Given task
What lines of the data hold the string "this"? Pull each one out.

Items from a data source
-- BEGIN --

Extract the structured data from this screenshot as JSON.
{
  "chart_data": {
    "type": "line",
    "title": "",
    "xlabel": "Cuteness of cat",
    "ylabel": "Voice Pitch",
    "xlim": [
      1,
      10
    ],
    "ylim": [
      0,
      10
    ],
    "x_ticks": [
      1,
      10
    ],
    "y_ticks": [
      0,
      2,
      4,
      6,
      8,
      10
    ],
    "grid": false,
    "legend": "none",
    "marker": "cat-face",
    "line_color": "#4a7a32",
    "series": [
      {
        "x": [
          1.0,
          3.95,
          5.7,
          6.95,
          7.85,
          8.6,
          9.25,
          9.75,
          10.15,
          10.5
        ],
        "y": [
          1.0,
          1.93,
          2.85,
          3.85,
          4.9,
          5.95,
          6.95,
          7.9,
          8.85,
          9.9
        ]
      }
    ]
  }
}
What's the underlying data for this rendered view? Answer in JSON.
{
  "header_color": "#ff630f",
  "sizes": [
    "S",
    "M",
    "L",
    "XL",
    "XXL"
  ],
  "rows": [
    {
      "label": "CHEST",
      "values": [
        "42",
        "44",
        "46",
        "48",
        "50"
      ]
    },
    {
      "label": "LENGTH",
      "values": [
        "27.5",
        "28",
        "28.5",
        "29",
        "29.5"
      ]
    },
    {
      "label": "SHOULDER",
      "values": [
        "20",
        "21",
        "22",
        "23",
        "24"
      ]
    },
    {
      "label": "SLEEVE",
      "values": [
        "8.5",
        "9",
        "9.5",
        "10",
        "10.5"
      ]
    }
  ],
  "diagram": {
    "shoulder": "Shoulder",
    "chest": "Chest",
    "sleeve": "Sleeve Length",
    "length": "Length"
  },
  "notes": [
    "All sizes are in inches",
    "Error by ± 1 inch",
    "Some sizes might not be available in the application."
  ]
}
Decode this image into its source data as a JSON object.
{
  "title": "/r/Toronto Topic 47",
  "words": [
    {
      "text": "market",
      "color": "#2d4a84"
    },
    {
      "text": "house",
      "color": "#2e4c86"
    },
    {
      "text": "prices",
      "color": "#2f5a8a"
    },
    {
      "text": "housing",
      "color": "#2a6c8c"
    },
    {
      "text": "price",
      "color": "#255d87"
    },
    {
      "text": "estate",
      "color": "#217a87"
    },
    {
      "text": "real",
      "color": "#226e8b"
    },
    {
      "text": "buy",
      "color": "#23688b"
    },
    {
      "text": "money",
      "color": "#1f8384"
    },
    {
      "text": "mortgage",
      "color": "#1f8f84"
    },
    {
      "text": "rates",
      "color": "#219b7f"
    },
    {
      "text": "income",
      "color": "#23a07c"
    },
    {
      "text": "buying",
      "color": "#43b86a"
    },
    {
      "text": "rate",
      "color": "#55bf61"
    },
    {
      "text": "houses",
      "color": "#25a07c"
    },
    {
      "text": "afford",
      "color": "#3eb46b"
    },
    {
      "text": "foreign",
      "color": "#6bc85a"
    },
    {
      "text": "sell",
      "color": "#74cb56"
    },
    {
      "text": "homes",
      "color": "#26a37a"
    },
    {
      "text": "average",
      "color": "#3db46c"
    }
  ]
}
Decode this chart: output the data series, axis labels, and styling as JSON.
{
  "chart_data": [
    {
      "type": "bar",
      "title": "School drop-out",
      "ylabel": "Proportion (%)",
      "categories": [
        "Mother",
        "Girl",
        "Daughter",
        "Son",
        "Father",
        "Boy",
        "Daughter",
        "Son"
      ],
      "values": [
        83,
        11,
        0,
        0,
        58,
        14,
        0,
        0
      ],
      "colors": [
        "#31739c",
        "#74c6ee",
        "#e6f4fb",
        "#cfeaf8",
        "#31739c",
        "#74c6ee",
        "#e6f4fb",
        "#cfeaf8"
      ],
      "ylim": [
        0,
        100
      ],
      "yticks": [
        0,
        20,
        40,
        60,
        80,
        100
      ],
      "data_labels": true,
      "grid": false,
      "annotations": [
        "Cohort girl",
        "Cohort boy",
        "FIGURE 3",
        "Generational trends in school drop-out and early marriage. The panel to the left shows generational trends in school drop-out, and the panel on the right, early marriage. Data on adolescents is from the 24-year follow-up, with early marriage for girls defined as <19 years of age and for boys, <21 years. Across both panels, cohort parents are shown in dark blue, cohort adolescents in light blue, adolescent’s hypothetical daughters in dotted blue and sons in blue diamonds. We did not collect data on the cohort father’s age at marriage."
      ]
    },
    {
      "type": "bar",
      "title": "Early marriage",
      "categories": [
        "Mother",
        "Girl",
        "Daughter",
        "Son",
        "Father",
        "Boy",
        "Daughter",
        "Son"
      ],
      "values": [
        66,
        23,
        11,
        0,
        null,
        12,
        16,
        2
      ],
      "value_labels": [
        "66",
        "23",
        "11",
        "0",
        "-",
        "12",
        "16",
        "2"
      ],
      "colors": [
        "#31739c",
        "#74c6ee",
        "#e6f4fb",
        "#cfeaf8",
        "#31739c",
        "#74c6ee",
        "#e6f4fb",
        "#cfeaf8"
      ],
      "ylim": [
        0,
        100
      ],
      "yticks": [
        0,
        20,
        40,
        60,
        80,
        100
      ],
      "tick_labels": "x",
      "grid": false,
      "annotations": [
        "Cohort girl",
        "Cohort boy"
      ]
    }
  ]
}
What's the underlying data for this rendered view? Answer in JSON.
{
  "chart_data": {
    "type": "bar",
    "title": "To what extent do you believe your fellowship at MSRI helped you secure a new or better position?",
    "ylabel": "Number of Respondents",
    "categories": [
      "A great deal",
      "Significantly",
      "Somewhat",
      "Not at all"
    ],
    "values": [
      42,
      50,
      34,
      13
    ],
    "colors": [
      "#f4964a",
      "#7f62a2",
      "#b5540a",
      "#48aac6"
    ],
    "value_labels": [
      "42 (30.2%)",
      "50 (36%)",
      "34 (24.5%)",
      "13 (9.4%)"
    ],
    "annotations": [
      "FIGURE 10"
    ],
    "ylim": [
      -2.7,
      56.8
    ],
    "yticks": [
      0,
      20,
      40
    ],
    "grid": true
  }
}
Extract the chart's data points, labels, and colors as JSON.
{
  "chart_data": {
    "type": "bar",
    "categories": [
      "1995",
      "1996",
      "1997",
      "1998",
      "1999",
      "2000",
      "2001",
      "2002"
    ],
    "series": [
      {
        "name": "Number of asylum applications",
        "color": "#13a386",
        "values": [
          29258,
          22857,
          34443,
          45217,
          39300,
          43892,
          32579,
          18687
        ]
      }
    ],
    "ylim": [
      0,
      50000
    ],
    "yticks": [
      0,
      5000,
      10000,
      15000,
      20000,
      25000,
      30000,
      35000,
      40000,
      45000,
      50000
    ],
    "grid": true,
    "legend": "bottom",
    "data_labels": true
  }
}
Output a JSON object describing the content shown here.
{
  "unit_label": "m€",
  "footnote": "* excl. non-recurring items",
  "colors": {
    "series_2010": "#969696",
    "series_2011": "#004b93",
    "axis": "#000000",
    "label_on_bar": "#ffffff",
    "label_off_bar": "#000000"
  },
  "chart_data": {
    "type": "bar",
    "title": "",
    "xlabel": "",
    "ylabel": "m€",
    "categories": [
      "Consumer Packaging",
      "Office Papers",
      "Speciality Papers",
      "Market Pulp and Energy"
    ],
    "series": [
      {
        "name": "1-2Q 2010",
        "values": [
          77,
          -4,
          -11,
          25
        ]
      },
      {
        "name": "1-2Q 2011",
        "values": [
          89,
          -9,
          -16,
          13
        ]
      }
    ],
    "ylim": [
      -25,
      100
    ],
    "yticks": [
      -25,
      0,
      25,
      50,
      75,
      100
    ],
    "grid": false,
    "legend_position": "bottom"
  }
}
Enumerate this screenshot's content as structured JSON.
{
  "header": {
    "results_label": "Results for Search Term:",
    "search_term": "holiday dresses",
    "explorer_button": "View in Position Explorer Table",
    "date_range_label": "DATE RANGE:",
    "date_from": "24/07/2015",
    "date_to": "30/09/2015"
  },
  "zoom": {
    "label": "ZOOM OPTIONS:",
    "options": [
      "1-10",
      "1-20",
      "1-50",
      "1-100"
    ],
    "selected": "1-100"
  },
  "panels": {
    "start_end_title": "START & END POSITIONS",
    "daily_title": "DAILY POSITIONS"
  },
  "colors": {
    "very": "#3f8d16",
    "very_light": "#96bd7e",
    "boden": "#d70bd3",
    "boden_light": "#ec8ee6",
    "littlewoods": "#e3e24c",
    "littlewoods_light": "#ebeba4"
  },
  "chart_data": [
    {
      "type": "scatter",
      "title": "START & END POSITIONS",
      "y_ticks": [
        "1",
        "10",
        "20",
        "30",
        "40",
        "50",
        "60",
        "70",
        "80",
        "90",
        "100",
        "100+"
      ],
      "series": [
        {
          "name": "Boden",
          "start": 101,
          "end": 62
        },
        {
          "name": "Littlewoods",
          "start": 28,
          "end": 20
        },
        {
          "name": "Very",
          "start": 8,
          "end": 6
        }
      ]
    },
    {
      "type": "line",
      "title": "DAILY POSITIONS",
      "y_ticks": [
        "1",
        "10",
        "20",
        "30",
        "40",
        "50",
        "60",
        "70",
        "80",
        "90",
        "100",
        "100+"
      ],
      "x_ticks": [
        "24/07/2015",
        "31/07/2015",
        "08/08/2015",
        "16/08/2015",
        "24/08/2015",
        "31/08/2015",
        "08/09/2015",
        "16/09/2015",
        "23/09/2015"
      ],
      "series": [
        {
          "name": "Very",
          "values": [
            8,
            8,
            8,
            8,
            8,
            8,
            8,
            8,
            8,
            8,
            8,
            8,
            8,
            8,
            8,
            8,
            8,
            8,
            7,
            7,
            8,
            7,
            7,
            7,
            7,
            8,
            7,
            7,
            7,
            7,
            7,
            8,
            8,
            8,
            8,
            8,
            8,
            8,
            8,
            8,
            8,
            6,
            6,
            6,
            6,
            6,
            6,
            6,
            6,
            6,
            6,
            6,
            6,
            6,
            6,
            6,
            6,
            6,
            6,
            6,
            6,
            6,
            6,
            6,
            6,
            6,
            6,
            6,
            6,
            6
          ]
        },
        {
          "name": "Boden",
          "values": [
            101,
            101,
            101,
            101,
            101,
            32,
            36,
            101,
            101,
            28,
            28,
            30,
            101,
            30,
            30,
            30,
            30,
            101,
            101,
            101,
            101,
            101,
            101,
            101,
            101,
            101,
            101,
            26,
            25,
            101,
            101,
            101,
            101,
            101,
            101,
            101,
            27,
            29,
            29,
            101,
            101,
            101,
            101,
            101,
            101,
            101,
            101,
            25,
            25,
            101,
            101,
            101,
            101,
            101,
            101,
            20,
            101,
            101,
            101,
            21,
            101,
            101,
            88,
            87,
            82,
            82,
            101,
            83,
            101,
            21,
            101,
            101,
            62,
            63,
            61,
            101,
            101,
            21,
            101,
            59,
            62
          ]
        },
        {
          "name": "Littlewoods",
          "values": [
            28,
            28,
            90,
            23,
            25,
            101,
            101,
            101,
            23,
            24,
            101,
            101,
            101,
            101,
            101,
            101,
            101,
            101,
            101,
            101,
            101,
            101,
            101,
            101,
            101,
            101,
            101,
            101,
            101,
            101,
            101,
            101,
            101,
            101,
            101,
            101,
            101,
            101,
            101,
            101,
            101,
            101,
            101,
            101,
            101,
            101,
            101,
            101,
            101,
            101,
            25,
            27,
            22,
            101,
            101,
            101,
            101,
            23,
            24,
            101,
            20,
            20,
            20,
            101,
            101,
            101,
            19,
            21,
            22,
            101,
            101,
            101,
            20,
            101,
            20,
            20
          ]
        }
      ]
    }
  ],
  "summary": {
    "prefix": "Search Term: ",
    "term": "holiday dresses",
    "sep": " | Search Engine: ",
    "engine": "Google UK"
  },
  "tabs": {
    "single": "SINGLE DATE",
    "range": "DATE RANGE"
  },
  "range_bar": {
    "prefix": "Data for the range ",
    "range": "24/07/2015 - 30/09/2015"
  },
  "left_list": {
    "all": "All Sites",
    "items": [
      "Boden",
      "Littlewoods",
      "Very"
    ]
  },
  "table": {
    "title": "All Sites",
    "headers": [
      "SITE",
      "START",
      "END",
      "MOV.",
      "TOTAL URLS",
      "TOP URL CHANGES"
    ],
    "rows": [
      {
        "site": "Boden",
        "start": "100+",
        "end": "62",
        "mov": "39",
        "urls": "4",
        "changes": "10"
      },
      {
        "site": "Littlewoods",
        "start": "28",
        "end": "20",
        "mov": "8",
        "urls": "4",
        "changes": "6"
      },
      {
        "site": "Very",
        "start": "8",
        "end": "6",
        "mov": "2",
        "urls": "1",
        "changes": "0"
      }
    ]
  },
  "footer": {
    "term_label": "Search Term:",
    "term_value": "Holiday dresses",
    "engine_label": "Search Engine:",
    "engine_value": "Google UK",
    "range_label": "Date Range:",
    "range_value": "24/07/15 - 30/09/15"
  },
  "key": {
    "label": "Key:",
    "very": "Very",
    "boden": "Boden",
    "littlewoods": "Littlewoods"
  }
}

-- END --

Complete answer
Extract the structured data from this screenshot as JSON.
What's the underlying data for this rendered view? Answer in JSON.
Decode this image into its source data as a JSON object.
Decode this chart: output the data series, axis labels, and styling as JSON.
What's the underlying data for this rendered view? Answer in JSON.
Enumerate this screenshot's content as structured JSON.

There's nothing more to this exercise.